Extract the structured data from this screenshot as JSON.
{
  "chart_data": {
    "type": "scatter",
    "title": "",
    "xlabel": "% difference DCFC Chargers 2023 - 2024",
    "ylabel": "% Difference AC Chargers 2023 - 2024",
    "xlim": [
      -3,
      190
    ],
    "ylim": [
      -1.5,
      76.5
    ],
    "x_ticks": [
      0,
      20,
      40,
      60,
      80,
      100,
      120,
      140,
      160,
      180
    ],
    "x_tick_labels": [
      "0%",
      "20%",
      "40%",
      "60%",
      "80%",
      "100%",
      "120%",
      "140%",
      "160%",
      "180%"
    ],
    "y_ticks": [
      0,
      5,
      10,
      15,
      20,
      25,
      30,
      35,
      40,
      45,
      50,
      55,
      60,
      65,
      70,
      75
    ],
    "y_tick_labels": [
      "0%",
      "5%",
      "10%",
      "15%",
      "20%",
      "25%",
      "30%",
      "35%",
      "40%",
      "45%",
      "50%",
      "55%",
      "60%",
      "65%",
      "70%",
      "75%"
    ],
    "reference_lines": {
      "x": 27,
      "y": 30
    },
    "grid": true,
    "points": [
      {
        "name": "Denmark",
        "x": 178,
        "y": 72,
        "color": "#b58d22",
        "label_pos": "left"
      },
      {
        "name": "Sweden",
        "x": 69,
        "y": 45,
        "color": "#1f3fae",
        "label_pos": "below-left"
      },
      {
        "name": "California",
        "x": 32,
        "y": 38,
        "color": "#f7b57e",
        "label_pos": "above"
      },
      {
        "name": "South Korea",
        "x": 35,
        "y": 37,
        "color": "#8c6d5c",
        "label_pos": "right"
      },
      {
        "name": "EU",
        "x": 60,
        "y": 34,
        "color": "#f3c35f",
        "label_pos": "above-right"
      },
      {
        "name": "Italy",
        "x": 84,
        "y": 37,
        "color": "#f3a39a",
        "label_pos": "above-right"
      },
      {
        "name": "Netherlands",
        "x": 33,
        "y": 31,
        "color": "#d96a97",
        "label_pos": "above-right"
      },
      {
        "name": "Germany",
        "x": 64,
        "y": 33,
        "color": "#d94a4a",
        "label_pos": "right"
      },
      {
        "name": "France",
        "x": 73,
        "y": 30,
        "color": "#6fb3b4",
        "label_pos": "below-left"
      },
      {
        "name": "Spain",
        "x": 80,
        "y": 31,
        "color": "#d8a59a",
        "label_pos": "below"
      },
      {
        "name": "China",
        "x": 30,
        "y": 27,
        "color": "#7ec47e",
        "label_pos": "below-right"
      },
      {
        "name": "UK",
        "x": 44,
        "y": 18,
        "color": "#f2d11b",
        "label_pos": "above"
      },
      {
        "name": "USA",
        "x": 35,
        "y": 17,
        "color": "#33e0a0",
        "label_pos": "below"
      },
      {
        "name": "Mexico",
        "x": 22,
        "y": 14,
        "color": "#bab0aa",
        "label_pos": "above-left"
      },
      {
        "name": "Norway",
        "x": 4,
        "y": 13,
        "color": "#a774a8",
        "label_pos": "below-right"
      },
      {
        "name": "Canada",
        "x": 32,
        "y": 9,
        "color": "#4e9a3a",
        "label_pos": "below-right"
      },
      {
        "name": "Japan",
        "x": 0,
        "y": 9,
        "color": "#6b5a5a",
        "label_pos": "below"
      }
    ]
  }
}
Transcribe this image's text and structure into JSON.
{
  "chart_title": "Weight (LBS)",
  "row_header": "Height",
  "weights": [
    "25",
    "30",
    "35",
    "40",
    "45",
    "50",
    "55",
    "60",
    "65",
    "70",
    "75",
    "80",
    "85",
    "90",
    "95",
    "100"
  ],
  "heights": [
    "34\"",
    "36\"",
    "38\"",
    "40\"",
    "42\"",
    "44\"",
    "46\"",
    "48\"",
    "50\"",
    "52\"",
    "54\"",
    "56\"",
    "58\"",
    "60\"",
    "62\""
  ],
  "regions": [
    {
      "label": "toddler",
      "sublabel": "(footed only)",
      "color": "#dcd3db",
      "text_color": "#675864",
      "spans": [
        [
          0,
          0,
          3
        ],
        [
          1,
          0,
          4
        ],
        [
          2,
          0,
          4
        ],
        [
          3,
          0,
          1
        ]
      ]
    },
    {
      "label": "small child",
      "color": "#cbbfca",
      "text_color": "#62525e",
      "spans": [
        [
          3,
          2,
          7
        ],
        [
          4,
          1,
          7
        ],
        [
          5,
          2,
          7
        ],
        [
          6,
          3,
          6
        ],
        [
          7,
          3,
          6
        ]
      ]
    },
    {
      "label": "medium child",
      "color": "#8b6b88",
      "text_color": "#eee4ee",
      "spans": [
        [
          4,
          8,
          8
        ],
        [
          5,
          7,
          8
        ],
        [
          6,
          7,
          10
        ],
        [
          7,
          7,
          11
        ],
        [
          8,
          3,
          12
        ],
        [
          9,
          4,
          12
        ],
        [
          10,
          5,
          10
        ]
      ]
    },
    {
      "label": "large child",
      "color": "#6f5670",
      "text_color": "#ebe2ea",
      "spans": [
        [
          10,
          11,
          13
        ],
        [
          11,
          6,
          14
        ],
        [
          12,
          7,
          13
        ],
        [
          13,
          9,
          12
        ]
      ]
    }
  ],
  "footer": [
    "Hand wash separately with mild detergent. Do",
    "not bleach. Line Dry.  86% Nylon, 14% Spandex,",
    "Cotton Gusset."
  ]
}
________________
■ Prompt
Give the number of lines in the listing above that contain "left", and nothing else.

■ Complete answer
4